GOAL:
Copy the Sony ZV-1 forum thread between "Continue reading..." and "all thats needed.", inclusive, substituting "cost" for "price".

TEXT PASSAGE:
::::::
# Industry News: Sony will announce the ZV-1 Vlogging compact camera soon



## Canon Rumors Guy (May 20, 2020)

> It looks like Sony is about to announce a dedicated Vlogging compact camera, it will have a 1″ 20.1mp image sensor, will shoot 4K, and is equipped with a 24-70 equivalent lens.
> Below is Sony’s description of the camera:
> The Sony ZV-1 is a 20.1MP digital camera specifically designed for vloggers and content creators. It features a 1.0-type stacked CMOS sensor and super-fast AF for high-quality images and 4K video. The 24-70mm zoom lens is perfect for both portraits and wide-angle shooting. Image stabilization helps to keep your photos and videos blur-free. It has an ergonomic, comfortable grip plus a 3-inch vari-angle LCD screen with a recording lamp, which makes selfie-shooting very easy.
> The ZV-1 is designed around the needs of vloggers and content creators and focusses on intuitive controls for vlog & video creation. The vari-angle screen ensures selfie-shooting is easy enabling you to check your framing while shooting. The grip provides a comfortable and secure way of holding...



Continue reading...


----------



## Mt Spokane Photography (May 20, 2020)

And, they will set a high price so that people will think they are getting some super high resolution camera. Still, its probably all thats needed.


----------



## Quirkz (May 22, 2020)

I find it interesting that they’re throwing a lot of technology specifically against this niche. I wonder how big that market segment actually is?


----------



## koenkooi (May 22, 2020)

Quirkz said:


> I find it interesting that they’re throwing a lot of technology specifically against this niche. I wonder how big that market segment actually is?



I think the better question is: how visible is that segment? If it shows up on highly popular platforms, it will get noticed.


----------



## Quirkz (May 23, 2020)

koenkooi said:


> I think the better question is: how visible is that segment? If it shows up on highly popular platforms, it will get noticed.



I was thinking that, but then what would they say about it? ‘This is the best vlogging camera?’ It’s so specialized that they might use it and love it, but they can’t very well recommend it as a general use camera.


----------



## StoicalEtcher (May 24, 2020)

Quirkz said:


> I was thinking that, but then what would they say about it? ‘This is the best vlogging camera?’ It’s so specialized that they might use it and love it, but they can’t very well recommend it as a general use camera.


You wanna bet?? -You're not mistaking vlogging with any sense of needing to be accurate, are you?


----------



## fisherman (May 26, 2020)

If they can make it water resistant where I can shoot it in the rain, they got my $.


----------



## pmjm (May 28, 2020)

I'm sure it's going to be fine for what it is. Personally, even if I was "only" vlogging, I would want the versatility of interchangeable lenses and full manual control. But for most vloggers, this will be a nice upgrade from the front-facing camera on their smartphone.


----------
::::::
MATERIAL:

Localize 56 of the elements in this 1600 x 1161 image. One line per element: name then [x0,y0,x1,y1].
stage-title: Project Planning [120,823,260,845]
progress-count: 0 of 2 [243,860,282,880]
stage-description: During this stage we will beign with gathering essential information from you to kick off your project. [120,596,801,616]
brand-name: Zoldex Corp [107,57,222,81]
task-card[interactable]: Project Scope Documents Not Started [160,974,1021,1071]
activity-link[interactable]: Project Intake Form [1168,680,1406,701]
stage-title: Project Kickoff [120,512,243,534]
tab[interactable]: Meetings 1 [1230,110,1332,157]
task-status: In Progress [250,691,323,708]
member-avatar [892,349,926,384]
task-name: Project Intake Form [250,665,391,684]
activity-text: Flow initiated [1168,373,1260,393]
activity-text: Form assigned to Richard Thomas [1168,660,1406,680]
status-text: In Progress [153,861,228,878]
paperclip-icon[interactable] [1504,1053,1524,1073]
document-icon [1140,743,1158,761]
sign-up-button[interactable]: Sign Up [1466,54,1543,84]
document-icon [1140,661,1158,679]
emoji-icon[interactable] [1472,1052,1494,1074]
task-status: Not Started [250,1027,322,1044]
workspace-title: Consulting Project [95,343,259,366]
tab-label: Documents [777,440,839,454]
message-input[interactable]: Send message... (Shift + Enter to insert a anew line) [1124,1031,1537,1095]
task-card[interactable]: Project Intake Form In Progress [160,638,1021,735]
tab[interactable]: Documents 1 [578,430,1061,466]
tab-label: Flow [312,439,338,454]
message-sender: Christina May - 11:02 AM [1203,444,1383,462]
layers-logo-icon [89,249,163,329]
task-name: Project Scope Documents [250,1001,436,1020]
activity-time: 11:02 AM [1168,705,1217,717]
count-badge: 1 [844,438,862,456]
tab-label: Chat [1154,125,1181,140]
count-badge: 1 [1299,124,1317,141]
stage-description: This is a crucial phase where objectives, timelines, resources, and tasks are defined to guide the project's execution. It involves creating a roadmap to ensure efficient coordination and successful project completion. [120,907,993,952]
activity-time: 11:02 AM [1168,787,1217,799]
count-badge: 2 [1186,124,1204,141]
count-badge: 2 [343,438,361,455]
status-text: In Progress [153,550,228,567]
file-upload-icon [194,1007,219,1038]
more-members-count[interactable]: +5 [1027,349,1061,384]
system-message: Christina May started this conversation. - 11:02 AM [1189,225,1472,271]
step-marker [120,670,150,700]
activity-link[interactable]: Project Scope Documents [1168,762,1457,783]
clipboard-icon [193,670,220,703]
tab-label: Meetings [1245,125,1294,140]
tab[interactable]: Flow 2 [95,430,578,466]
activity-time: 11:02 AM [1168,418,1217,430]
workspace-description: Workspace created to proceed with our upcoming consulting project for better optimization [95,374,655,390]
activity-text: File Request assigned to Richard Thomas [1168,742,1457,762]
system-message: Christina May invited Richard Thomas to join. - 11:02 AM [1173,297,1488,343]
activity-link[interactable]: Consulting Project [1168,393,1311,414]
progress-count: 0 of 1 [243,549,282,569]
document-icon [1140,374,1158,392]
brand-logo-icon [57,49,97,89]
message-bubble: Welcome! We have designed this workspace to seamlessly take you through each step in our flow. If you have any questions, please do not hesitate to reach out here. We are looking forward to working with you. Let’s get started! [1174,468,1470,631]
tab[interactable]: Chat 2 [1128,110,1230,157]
::::::
CORRECT OUTPUT:
Continue reading...


----------



## Mt Spokane Photography (May 20, 2020)

And, they will set a high cost so that people will think they are getting some super high resolution camera. Still, its probably all thats needed.